EXERCISE PROMPT:
Reproduce the records that follow in full, excluding any picture they contain.

SUPPLIED RECORDS:
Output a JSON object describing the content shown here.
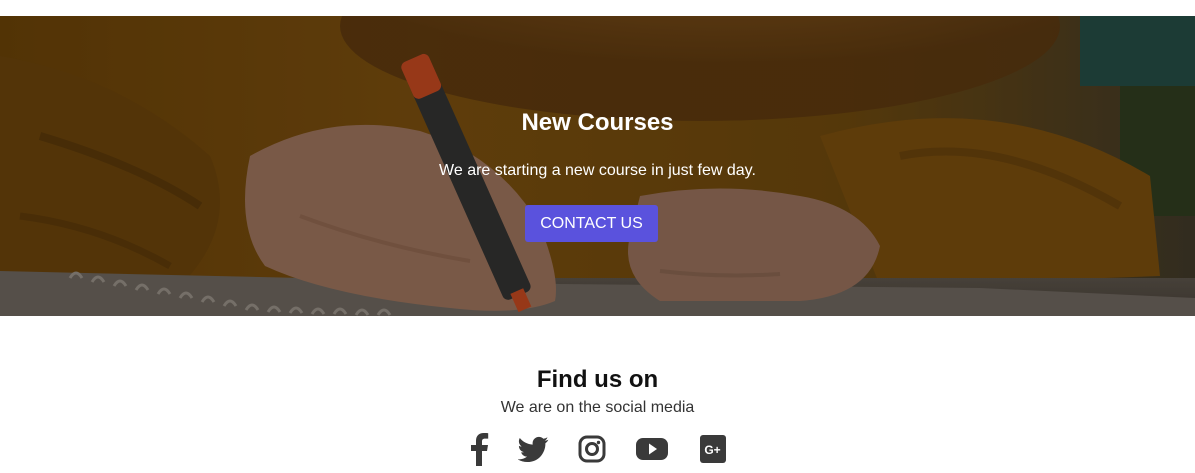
{
  "hero": {
    "title": "New Courses",
    "subtitle": "We are starting a new course in just few day.",
    "button_label": "CONTACT US",
    "button_color": "#5a52dd"
  },
  "find_us": {
    "title": "Find us on",
    "subtitle": "We are on the social media",
    "social_links": [
      {
        "icon": "facebook-icon"
      },
      {
        "icon": "twitter-icon"
      },
      {
        "icon": "instagram-icon"
      },
      {
        "icon": "youtube-icon"
      },
      {
        "icon": "google-plus-icon"
      }
    ],
    "icon_color": "#3a3a3a"
  }
}
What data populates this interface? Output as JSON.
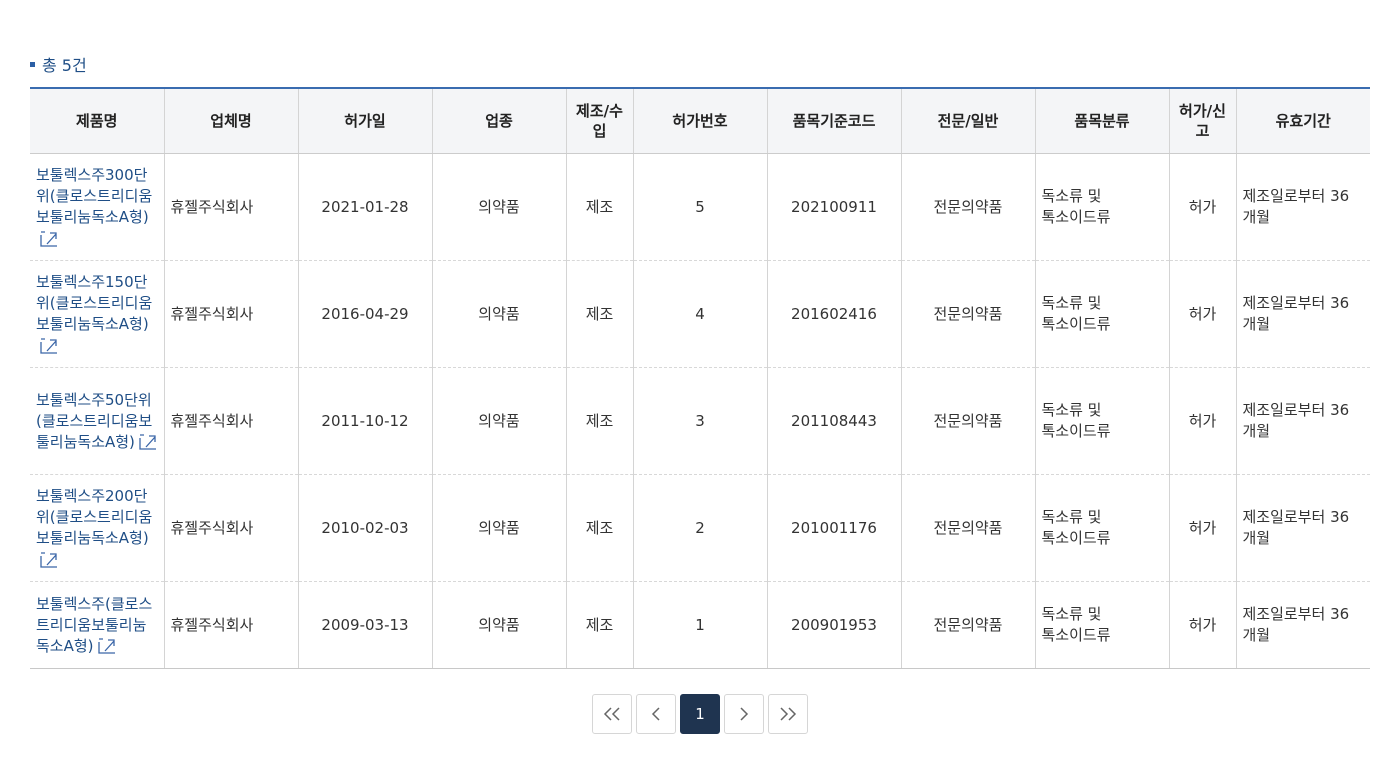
{
  "summary": {
    "label": "총 5건"
  },
  "table": {
    "headers": [
      "제품명",
      "업체명",
      "허가일",
      "업종",
      "제조/수입",
      "허가번호",
      "품목기준코드",
      "전문/일반",
      "품목분류",
      "허가/신고",
      "유효기간"
    ],
    "rows": [
      [
        "보툴렉스주300단위(클로스트리디움보툴리눔독소A형)",
        "휴젤주식회사",
        "2021-01-28",
        "의약품",
        "제조",
        "5",
        "202100911",
        "전문의약품",
        "독소류 및 톡소이드류",
        "허가",
        "제조일로부터 36 개월"
      ],
      [
        "보툴렉스주150단위(클로스트리디움보툴리눔독소A형)",
        "휴젤주식회사",
        "2016-04-29",
        "의약품",
        "제조",
        "4",
        "201602416",
        "전문의약품",
        "독소류 및 톡소이드류",
        "허가",
        "제조일로부터 36 개월"
      ],
      [
        "보툴렉스주50단위(클로스트리디움보툴리눔독소A형)",
        "휴젤주식회사",
        "2011-10-12",
        "의약품",
        "제조",
        "3",
        "201108443",
        "전문의약품",
        "독소류 및 톡소이드류",
        "허가",
        "제조일로부터 36 개월"
      ],
      [
        "보툴렉스주200단위(클로스트리디움보툴리눔독소A형)",
        "휴젤주식회사",
        "2010-02-03",
        "의약품",
        "제조",
        "2",
        "201001176",
        "전문의약품",
        "독소류 및 톡소이드류",
        "허가",
        "제조일로부터 36 개월"
      ],
      [
        "보툴렉스주(클로스트리디움보툴리눔독소A형)",
        "휴젤주식회사",
        "2009-03-13",
        "의약품",
        "제조",
        "1",
        "200901953",
        "전문의약품",
        "독소류 및 톡소이드류",
        "허가",
        "제조일로부터 36 개월"
      ]
    ]
  },
  "pagination": {
    "first_icon": "double-chevron-left-icon",
    "prev_icon": "chevron-left-icon",
    "current_page": "1",
    "next_icon": "chevron-right-icon",
    "last_icon": "double-chevron-right-icon"
  },
  "colors": {
    "accent": "#1f4e86",
    "header_bg": "#f4f5f7",
    "active_page": "#1f3450"
  },
  "icons": {
    "external_link": "external-link-icon"
  }
}
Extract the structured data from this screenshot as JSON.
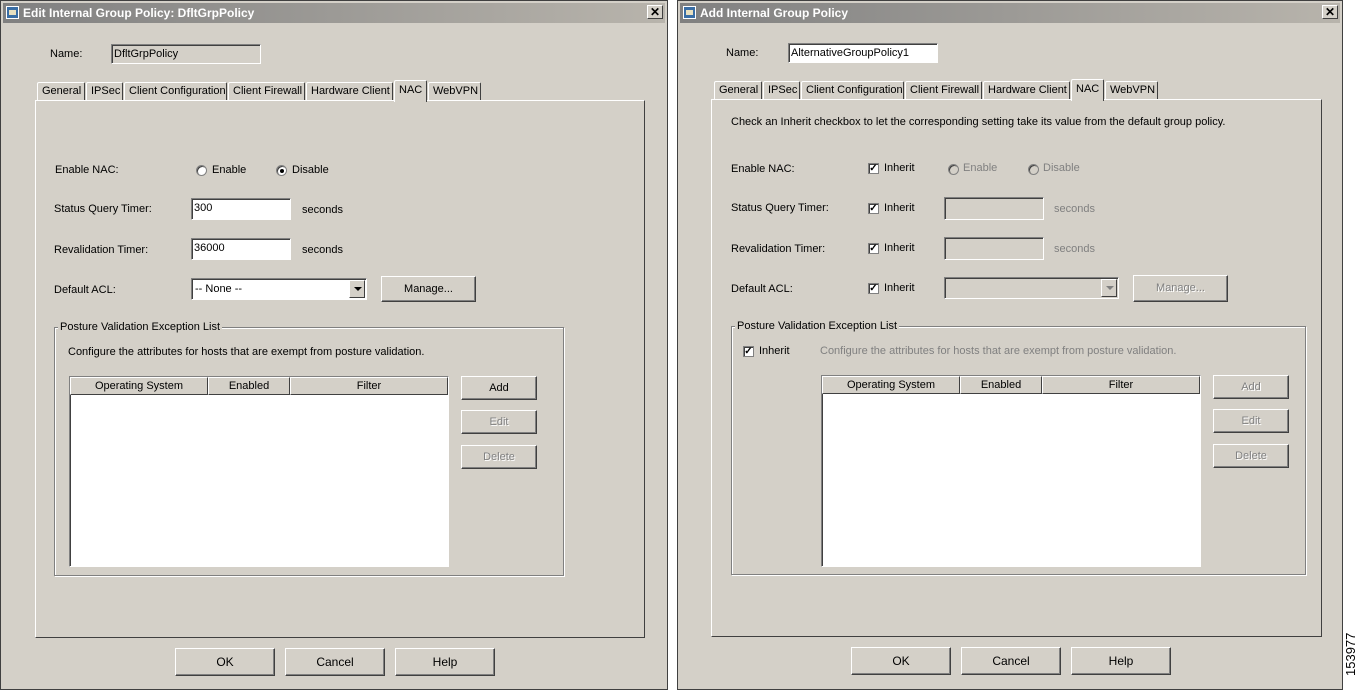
{
  "left_dialog": {
    "title": "Edit Internal Group Policy: DfltGrpPolicy",
    "close_glyph": "✕",
    "name_label": "Name:",
    "name_value": "DfltGrpPolicy",
    "tabs": [
      "General",
      "IPSec",
      "Client Configuration",
      "Client Firewall",
      "Hardware Client",
      "NAC",
      "WebVPN"
    ],
    "active_tab": "NAC",
    "enable_nac_label": "Enable NAC:",
    "enable_label": "Enable",
    "disable_label": "Disable",
    "enable_nac_selected": "Disable",
    "status_query_label": "Status Query Timer:",
    "status_query_value": "300",
    "status_query_unit": "seconds",
    "revalidation_label": "Revalidation Timer:",
    "revalidation_value": "36000",
    "revalidation_unit": "seconds",
    "default_acl_label": "Default ACL:",
    "default_acl_value": "-- None --",
    "manage_label": "Manage...",
    "posture_group_title": "Posture Validation Exception List",
    "posture_description": "Configure the attributes for hosts that are exempt from posture validation.",
    "table_columns": [
      "Operating System",
      "Enabled",
      "Filter"
    ],
    "add_label": "Add",
    "edit_label": "Edit",
    "delete_label": "Delete",
    "ok_label": "OK",
    "cancel_label": "Cancel",
    "help_label": "Help"
  },
  "right_dialog": {
    "title": "Add Internal Group Policy",
    "close_glyph": "✕",
    "name_label": "Name:",
    "name_value": "AlternativeGroupPolicy1",
    "tabs": [
      "General",
      "IPSec",
      "Client Configuration",
      "Client Firewall",
      "Hardware Client",
      "NAC",
      "WebVPN"
    ],
    "active_tab": "NAC",
    "inherit_hint": "Check an Inherit checkbox to let the corresponding setting take its value from the default group policy.",
    "enable_nac_label": "Enable NAC:",
    "inherit_label": "Inherit",
    "enable_label": "Enable",
    "disable_label": "Disable",
    "status_query_label": "Status Query Timer:",
    "status_query_value": "",
    "status_query_unit": "seconds",
    "revalidation_label": "Revalidation Timer:",
    "revalidation_value": "",
    "revalidation_unit": "seconds",
    "default_acl_label": "Default ACL:",
    "default_acl_value": "",
    "manage_label": "Manage...",
    "posture_group_title": "Posture Validation Exception List",
    "posture_description": "Configure the attributes for hosts that are exempt from posture validation.",
    "table_columns": [
      "Operating System",
      "Enabled",
      "Filter"
    ],
    "add_label": "Add",
    "edit_label": "Edit",
    "delete_label": "Delete",
    "ok_label": "OK",
    "cancel_label": "Cancel",
    "help_label": "Help",
    "check_glyph": "✓"
  },
  "figure_id": "153977"
}
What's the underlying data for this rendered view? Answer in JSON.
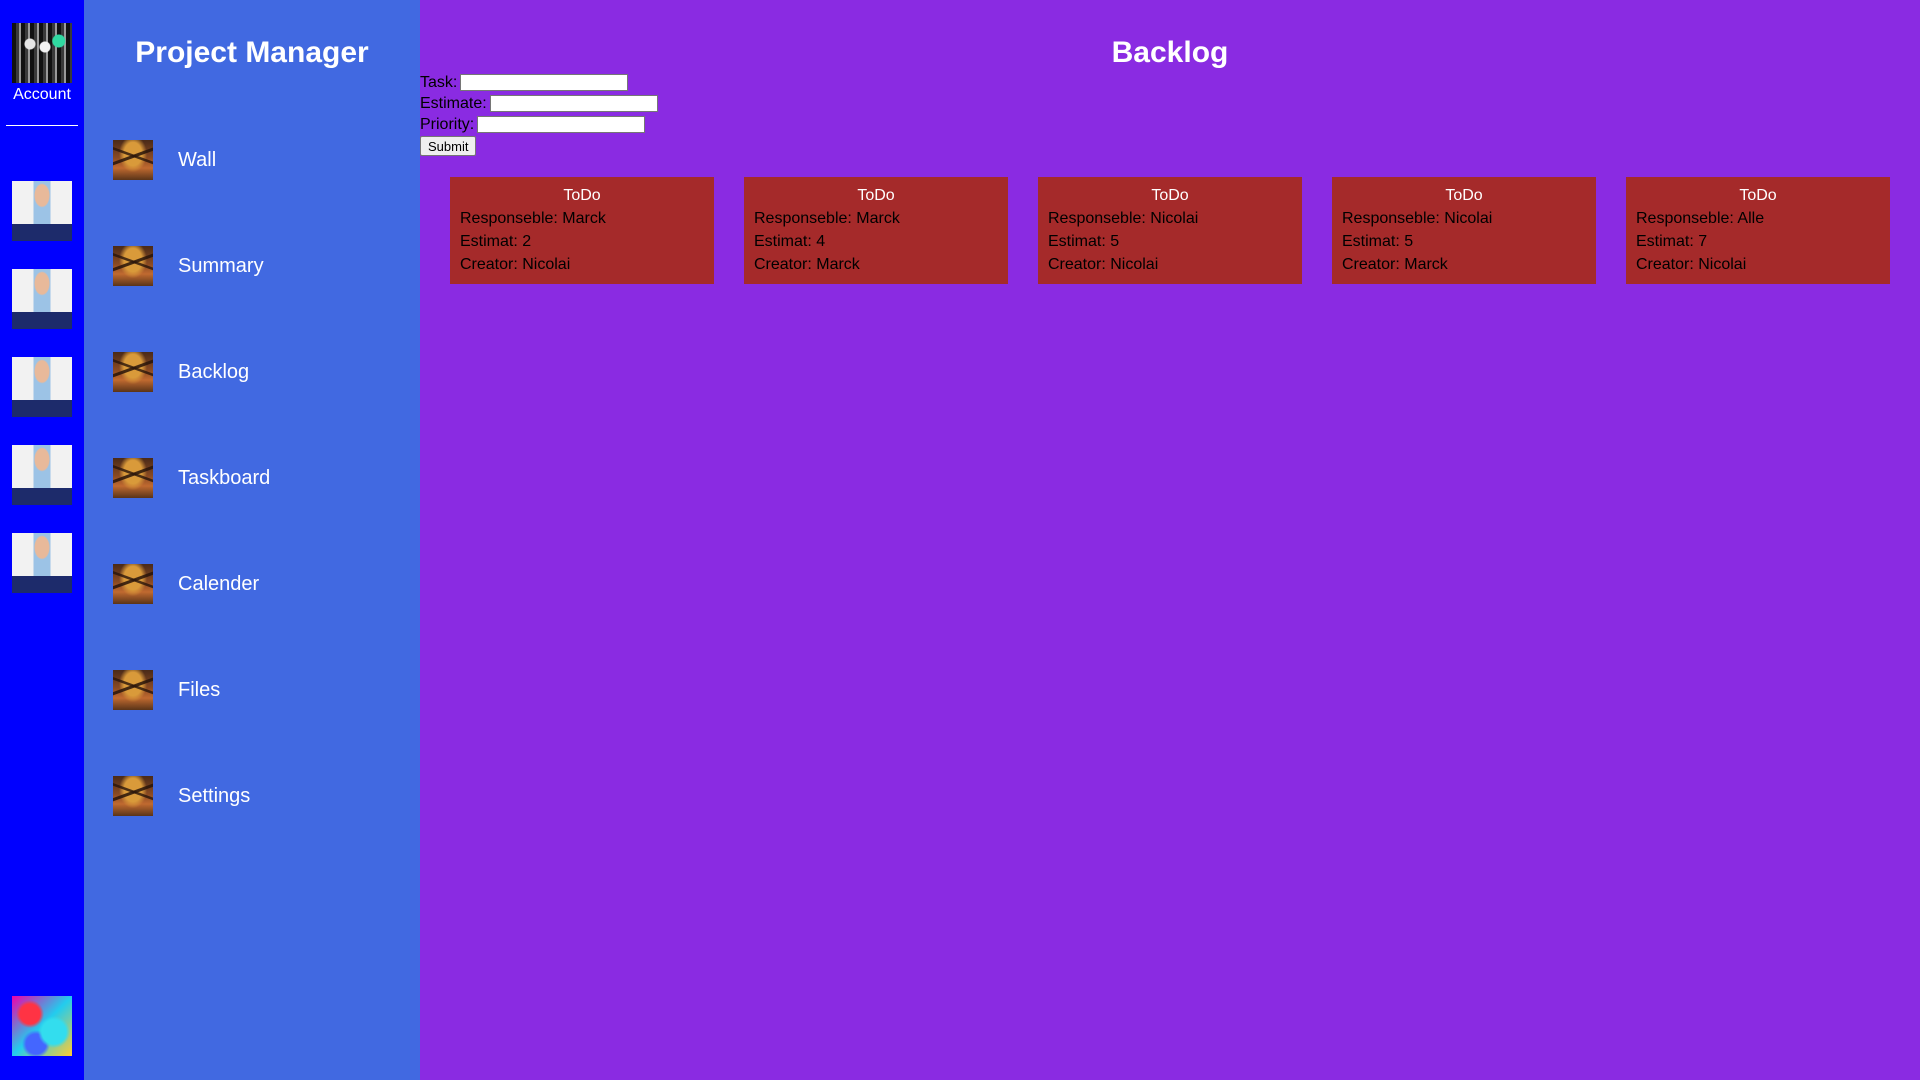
{
  "account": {
    "label": "Account"
  },
  "team_members": [
    {
      "avatar": "person-avatar"
    },
    {
      "avatar": "person-avatar"
    },
    {
      "avatar": "person-avatar"
    },
    {
      "avatar": "person-avatar"
    },
    {
      "avatar": "person-avatar"
    }
  ],
  "sidebar": {
    "title": "Project Manager",
    "items": [
      {
        "label": "Wall",
        "icon": "autumn-tree-icon"
      },
      {
        "label": "Summary",
        "icon": "autumn-tree-icon"
      },
      {
        "label": "Backlog",
        "icon": "autumn-tree-icon"
      },
      {
        "label": "Taskboard",
        "icon": "autumn-tree-icon"
      },
      {
        "label": "Calender",
        "icon": "autumn-tree-icon"
      },
      {
        "label": "Files",
        "icon": "autumn-tree-icon"
      },
      {
        "label": "Settings",
        "icon": "autumn-tree-icon"
      }
    ]
  },
  "main": {
    "title": "Backlog",
    "form": {
      "task_label": "Task:",
      "task_value": "",
      "estimate_label": "Estimate:",
      "estimate_value": "",
      "priority_label": "Priority:",
      "priority_value": "",
      "submit_label": "Submit"
    },
    "cards": [
      {
        "status": "ToDo",
        "responsible": "Responseble: Marck",
        "estimate": "Estimat: 2",
        "creator": "Creator: Nicolai"
      },
      {
        "status": "ToDo",
        "responsible": "Responseble: Marck",
        "estimate": "Estimat: 4",
        "creator": "Creator: Marck"
      },
      {
        "status": "ToDo",
        "responsible": "Responseble: Nicolai",
        "estimate": "Estimat: 5",
        "creator": "Creator: Nicolai"
      },
      {
        "status": "ToDo",
        "responsible": "Responseble: Nicolai",
        "estimate": "Estimat: 5",
        "creator": "Creator: Marck"
      },
      {
        "status": "ToDo",
        "responsible": "Responseble: Alle",
        "estimate": "Estimat: 7",
        "creator": "Creator: Nicolai"
      }
    ]
  },
  "colors": {
    "rail": "#0000ff",
    "sidebar": "#4169e1",
    "main": "#8a2be2",
    "card": "#a52a2a"
  }
}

FULL ANSWER:
Output a JSON object describing the content shown here.
{
  "hero": {
    "title": "New Courses",
    "subtitle": "We are starting a new course in just few day.",
    "button_label": "CONTACT US",
    "button_color": "#5a52dd"
  },
  "find_us": {
    "title": "Find us on",
    "subtitle": "We are on the social media",
    "social_links": [
      {
        "icon": "facebook-icon"
      },
      {
        "icon": "twitter-icon"
      },
      {
        "icon": "instagram-icon"
      },
      {
        "icon": "youtube-icon"
      },
      {
        "icon": "google-plus-icon"
      }
    ],
    "icon_color": "#3a3a3a"
  }
}
What data populates this interface? Output as JSON.
{
  "summary": {
    "label": "총 5건"
  },
  "table": {
    "headers": [
      "제품명",
      "업체명",
      "허가일",
      "업종",
      "제조/수입",
      "허가번호",
      "품목기준코드",
      "전문/일반",
      "품목분류",
      "허가/신고",
      "유효기간"
    ],
    "rows": [
      [
        "보툴렉스주300단위(클로스트리디움보툴리눔독소A형)",
        "휴젤주식회사",
        "2021-01-28",
        "의약품",
        "제조",
        "5",
        "202100911",
        "전문의약품",
        "독소류 및 톡소이드류",
        "허가",
        "제조일로부터 36 개월"
      ],
      [
        "보툴렉스주150단위(클로스트리디움보툴리눔독소A형)",
        "휴젤주식회사",
        "2016-04-29",
        "의약품",
        "제조",
        "4",
        "201602416",
        "전문의약품",
        "독소류 및 톡소이드류",
        "허가",
        "제조일로부터 36 개월"
      ],
      [
        "보툴렉스주50단위(클로스트리디움보툴리눔독소A형)",
        "휴젤주식회사",
        "2011-10-12",
        "의약품",
        "제조",
        "3",
        "201108443",
        "전문의약품",
        "독소류 및 톡소이드류",
        "허가",
        "제조일로부터 36 개월"
      ],
      [
        "보툴렉스주200단위(클로스트리디움보툴리눔독소A형)",
        "휴젤주식회사",
        "2010-02-03",
        "의약품",
        "제조",
        "2",
        "201001176",
        "전문의약품",
        "독소류 및 톡소이드류",
        "허가",
        "제조일로부터 36 개월"
      ],
      [
        "보툴렉스주(클로스트리디움보툴리눔독소A형)",
        "휴젤주식회사",
        "2009-03-13",
        "의약품",
        "제조",
        "1",
        "200901953",
        "전문의약품",
        "독소류 및 톡소이드류",
        "허가",
        "제조일로부터 36 개월"
      ]
    ]
  },
  "pagination": {
    "first_icon": "double-chevron-left-icon",
    "prev_icon": "chevron-left-icon",
    "current_page": "1",
    "next_icon": "chevron-right-icon",
    "last_icon": "double-chevron-right-icon"
  },
  "colors": {
    "accent": "#1f4e86",
    "header_bg": "#f4f5f7",
    "active_page": "#1f3450"
  },
  "icons": {
    "external_link": "external-link-icon"
  }
}
Extract the structured data from this screenshot as JSON.
{
  "left_dialog": {
    "title": "Edit Internal Group Policy: DfltGrpPolicy",
    "close_glyph": "✕",
    "name_label": "Name:",
    "name_value": "DfltGrpPolicy",
    "tabs": [
      "General",
      "IPSec",
      "Client Configuration",
      "Client Firewall",
      "Hardware Client",
      "NAC",
      "WebVPN"
    ],
    "active_tab": "NAC",
    "enable_nac_label": "Enable NAC:",
    "enable_label": "Enable",
    "disable_label": "Disable",
    "enable_nac_selected": "Disable",
    "status_query_label": "Status Query Timer:",
    "status_query_value": "300",
    "status_query_unit": "seconds",
    "revalidation_label": "Revalidation Timer:",
    "revalidation_value": "36000",
    "revalidation_unit": "seconds",
    "default_acl_label": "Default ACL:",
    "default_acl_value": "-- None --",
    "manage_label": "Manage...",
    "posture_group_title": "Posture Validation Exception List",
    "posture_description": "Configure the attributes for hosts that are exempt from posture validation.",
    "table_columns": [
      "Operating System",
      "Enabled",
      "Filter"
    ],
    "add_label": "Add",
    "edit_label": "Edit",
    "delete_label": "Delete",
    "ok_label": "OK",
    "cancel_label": "Cancel",
    "help_label": "Help"
  },
  "right_dialog": {
    "title": "Add Internal Group Policy",
    "close_glyph": "✕",
    "name_label": "Name:",
    "name_value": "AlternativeGroupPolicy1",
    "tabs": [
      "General",
      "IPSec",
      "Client Configuration",
      "Client Firewall",
      "Hardware Client",
      "NAC",
      "WebVPN"
    ],
    "active_tab": "NAC",
    "inherit_hint": "Check an Inherit checkbox to let the corresponding setting take its value from the default group policy.",
    "enable_nac_label": "Enable NAC:",
    "inherit_label": "Inherit",
    "enable_label": "Enable",
    "disable_label": "Disable",
    "status_query_label": "Status Query Timer:",
    "status_query_value": "",
    "status_query_unit": "seconds",
    "revalidation_label": "Revalidation Timer:",
    "revalidation_value": "",
    "revalidation_unit": "seconds",
    "default_acl_label": "Default ACL:",
    "default_acl_value": "",
    "manage_label": "Manage...",
    "posture_group_title": "Posture Validation Exception List",
    "posture_description": "Configure the attributes for hosts that are exempt from posture validation.",
    "table_columns": [
      "Operating System",
      "Enabled",
      "Filter"
    ],
    "add_label": "Add",
    "edit_label": "Edit",
    "delete_label": "Delete",
    "ok_label": "OK",
    "cancel_label": "Cancel",
    "help_label": "Help",
    "check_glyph": "✓"
  },
  "figure_id": "153977"
}
What's the underlying data for this rendered view? Answer in JSON.
{
  "account": {
    "label": "Account"
  },
  "team_members": [
    {
      "avatar": "person-avatar"
    },
    {
      "avatar": "person-avatar"
    },
    {
      "avatar": "person-avatar"
    },
    {
      "avatar": "person-avatar"
    },
    {
      "avatar": "person-avatar"
    }
  ],
  "sidebar": {
    "title": "Project Manager",
    "items": [
      {
        "label": "Wall",
        "icon": "autumn-tree-icon"
      },
      {
        "label": "Summary",
        "icon": "autumn-tree-icon"
      },
      {
        "label": "Backlog",
        "icon": "autumn-tree-icon"
      },
      {
        "label": "Taskboard",
        "icon": "autumn-tree-icon"
      },
      {
        "label": "Calender",
        "icon": "autumn-tree-icon"
      },
      {
        "label": "Files",
        "icon": "autumn-tree-icon"
      },
      {
        "label": "Settings",
        "icon": "autumn-tree-icon"
      }
    ]
  },
  "main": {
    "title": "Backlog",
    "form": {
      "task_label": "Task:",
      "task_value": "",
      "estimate_label": "Estimate:",
      "estimate_value": "",
      "priority_label": "Priority:",
      "priority_value": "",
      "submit_label": "Submit"
    },
    "cards": [
      {
        "status": "ToDo",
        "responsible": "Responseble: Marck",
        "estimate": "Estimat: 2",
        "creator": "Creator: Nicolai"
      },
      {
        "status": "ToDo",
        "responsible": "Responseble: Marck",
        "estimate": "Estimat: 4",
        "creator": "Creator: Marck"
      },
      {
        "status": "ToDo",
        "responsible": "Responseble: Nicolai",
        "estimate": "Estimat: 5",
        "creator": "Creator: Nicolai"
      },
      {
        "status": "ToDo",
        "responsible": "Responseble: Nicolai",
        "estimate": "Estimat: 5",
        "creator": "Creator: Marck"
      },
      {
        "status": "ToDo",
        "responsible": "Responseble: Alle",
        "estimate": "Estimat: 7",
        "creator": "Creator: Nicolai"
      }
    ]
  },
  "colors": {
    "rail": "#0000ff",
    "sidebar": "#4169e1",
    "main": "#8a2be2",
    "card": "#a52a2a"
  }
}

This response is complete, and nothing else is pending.